## Data shown

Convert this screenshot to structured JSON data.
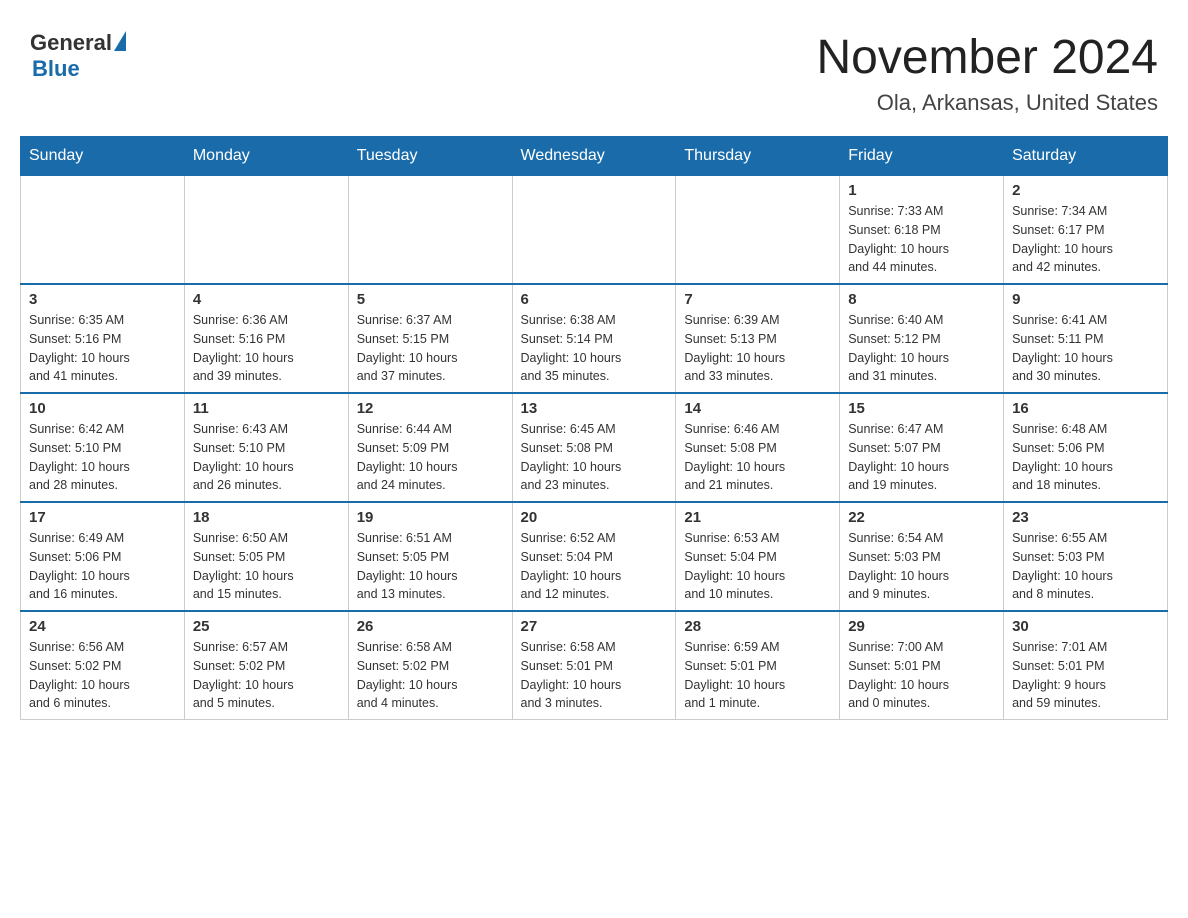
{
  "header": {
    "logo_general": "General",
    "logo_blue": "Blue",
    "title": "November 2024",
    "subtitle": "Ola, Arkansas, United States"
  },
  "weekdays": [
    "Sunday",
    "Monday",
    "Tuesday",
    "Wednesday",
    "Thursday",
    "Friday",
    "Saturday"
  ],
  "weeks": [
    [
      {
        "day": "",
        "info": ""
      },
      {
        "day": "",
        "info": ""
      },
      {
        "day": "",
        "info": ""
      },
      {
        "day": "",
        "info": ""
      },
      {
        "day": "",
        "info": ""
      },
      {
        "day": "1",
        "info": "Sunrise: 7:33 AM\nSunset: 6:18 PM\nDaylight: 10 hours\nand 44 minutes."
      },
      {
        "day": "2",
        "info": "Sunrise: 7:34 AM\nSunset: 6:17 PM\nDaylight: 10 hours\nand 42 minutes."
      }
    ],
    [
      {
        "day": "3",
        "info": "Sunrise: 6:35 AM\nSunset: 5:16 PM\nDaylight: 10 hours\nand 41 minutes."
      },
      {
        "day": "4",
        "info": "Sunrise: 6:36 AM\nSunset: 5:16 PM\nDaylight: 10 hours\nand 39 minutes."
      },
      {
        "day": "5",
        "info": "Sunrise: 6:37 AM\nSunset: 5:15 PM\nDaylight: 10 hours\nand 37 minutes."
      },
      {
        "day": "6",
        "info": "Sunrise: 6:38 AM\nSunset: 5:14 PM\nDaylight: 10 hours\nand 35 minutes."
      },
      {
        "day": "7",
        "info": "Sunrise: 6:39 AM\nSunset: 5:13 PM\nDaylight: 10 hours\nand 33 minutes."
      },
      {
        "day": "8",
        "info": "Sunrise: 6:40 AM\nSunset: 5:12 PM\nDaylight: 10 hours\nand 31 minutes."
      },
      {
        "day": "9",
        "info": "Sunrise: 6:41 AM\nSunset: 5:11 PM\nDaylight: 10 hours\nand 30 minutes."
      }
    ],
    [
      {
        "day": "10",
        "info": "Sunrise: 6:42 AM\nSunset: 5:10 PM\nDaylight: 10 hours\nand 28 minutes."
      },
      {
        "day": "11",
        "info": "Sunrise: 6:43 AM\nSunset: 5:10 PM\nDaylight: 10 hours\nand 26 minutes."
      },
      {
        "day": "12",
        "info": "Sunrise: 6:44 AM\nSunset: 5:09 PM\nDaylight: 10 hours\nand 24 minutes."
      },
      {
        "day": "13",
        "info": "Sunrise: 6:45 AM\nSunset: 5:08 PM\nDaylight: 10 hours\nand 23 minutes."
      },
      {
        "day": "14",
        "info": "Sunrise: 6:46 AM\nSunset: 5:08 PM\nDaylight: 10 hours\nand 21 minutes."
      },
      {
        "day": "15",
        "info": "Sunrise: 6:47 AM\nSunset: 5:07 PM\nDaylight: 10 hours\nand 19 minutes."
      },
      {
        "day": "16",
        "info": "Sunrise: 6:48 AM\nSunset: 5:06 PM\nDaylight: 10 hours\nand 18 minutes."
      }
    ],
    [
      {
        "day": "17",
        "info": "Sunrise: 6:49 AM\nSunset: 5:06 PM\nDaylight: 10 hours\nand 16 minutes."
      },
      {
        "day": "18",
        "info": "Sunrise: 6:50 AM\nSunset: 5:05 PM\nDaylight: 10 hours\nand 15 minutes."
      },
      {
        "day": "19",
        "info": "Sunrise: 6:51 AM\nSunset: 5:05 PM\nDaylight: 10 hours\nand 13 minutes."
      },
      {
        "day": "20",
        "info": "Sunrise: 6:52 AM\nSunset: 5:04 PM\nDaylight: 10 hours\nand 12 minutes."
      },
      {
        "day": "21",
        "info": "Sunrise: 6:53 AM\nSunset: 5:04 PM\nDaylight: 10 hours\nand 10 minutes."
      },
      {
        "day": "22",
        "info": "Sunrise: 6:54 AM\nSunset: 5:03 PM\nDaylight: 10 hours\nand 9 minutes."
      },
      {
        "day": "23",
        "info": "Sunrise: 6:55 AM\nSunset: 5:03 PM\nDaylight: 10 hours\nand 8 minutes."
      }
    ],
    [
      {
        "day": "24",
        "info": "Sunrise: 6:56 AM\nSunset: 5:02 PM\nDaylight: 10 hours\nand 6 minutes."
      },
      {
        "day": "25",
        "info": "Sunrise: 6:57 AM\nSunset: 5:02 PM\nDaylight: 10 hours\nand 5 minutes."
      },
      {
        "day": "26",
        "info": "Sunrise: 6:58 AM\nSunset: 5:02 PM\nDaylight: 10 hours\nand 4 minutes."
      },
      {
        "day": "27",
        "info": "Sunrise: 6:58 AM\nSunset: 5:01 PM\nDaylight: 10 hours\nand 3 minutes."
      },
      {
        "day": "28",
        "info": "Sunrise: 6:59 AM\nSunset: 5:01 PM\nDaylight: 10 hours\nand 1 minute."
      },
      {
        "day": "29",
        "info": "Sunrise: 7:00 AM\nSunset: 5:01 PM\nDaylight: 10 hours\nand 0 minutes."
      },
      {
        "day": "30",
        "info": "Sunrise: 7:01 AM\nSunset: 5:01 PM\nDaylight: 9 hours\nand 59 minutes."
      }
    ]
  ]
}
--
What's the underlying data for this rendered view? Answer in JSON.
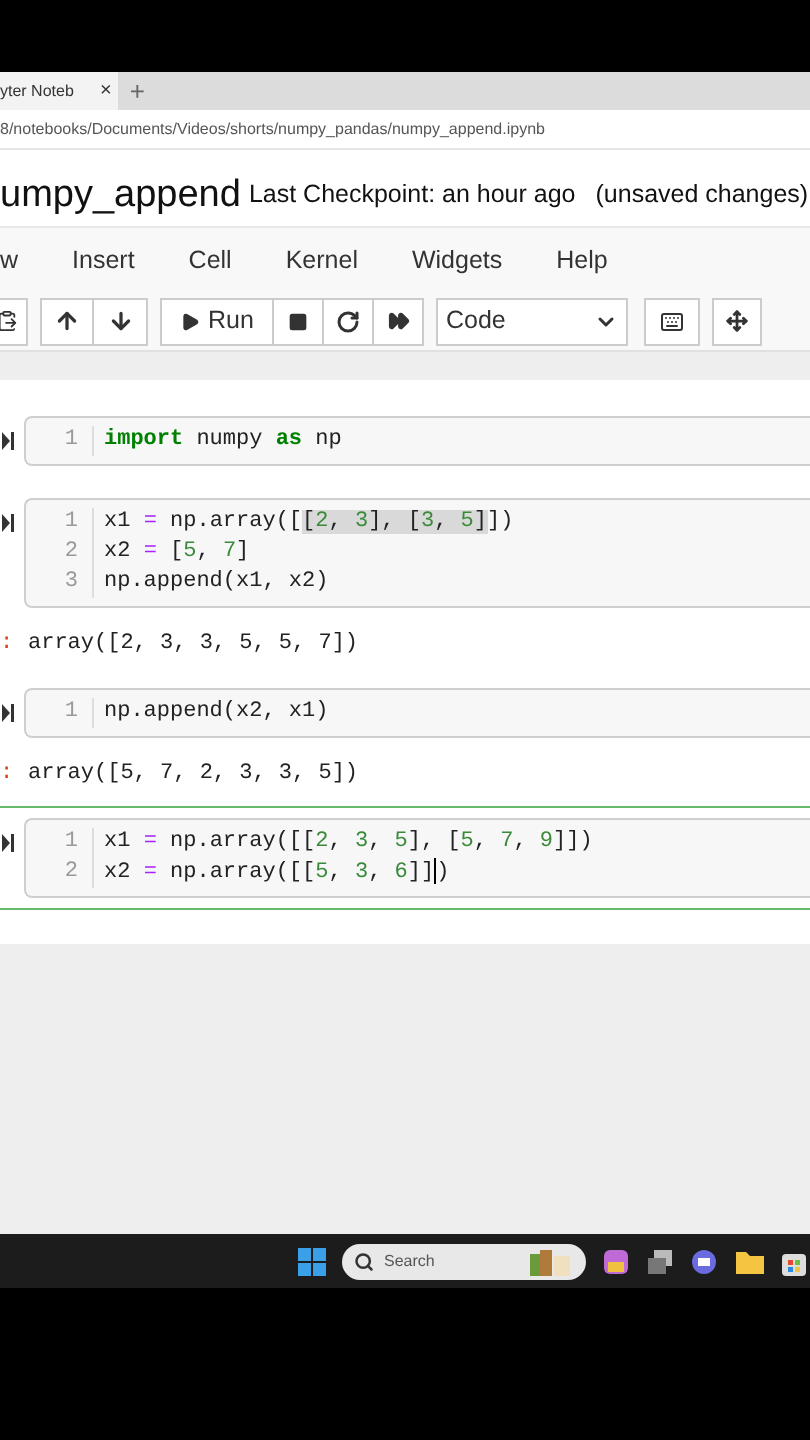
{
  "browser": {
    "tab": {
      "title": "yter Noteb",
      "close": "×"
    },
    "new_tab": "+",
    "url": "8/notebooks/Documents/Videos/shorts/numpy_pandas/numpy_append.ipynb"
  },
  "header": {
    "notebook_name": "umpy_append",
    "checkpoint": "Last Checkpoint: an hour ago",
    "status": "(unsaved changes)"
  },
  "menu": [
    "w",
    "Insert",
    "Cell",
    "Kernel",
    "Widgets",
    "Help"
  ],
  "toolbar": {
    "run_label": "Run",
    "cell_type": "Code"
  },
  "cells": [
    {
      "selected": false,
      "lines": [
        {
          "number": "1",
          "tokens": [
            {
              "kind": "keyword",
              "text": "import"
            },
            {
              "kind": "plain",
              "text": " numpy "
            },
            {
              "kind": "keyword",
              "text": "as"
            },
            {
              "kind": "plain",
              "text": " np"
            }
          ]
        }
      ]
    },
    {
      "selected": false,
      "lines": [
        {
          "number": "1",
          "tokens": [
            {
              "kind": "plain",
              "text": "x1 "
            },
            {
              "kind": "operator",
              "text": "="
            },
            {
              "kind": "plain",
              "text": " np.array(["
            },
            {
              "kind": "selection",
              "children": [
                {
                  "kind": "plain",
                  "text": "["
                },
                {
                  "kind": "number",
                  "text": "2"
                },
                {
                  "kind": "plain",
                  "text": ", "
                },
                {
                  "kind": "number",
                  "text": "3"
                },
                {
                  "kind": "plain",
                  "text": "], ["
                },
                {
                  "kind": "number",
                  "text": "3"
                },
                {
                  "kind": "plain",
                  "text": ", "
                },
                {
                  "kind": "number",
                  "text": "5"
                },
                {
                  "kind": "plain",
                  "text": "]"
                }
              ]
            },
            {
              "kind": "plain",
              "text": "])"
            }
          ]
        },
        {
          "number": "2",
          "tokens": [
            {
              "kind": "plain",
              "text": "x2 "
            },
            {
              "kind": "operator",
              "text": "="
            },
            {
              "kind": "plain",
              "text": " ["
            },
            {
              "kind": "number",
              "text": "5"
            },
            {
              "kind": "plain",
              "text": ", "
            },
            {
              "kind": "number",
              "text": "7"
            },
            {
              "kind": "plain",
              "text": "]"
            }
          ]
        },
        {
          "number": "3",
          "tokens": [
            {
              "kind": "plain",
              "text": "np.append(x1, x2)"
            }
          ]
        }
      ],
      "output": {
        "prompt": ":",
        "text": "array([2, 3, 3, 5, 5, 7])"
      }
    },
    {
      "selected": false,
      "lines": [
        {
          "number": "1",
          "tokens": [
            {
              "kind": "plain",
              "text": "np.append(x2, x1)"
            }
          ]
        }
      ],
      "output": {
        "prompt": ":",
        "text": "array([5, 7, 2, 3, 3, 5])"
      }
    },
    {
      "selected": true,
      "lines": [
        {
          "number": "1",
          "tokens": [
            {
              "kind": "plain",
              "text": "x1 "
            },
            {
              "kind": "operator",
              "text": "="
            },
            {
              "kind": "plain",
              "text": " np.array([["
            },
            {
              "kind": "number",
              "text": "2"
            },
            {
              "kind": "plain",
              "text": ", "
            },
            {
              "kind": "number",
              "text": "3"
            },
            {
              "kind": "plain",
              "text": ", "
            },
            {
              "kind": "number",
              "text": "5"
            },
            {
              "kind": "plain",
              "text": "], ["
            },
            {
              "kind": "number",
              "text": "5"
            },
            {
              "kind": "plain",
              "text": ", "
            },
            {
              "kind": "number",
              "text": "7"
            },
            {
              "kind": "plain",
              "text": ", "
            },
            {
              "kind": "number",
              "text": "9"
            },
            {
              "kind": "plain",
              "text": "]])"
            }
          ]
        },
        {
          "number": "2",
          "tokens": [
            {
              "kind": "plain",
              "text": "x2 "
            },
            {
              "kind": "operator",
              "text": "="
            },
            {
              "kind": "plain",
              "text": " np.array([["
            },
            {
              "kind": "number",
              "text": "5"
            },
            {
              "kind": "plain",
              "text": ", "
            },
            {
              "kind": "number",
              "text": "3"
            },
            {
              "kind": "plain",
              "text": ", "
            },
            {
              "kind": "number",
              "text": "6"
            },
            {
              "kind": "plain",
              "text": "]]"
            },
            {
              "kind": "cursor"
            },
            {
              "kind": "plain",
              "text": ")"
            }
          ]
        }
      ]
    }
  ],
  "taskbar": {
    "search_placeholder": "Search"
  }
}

## Given instruction
Copy every line of the records above that contains "array".

## Full response
              "text": " np.array(["
        "text": "array([2, 3, 3, 5, 5, 7])"
        "text": "array([5, 7, 2, 3, 3, 5])"
              "text": " np.array([["
              "text": " np.array([["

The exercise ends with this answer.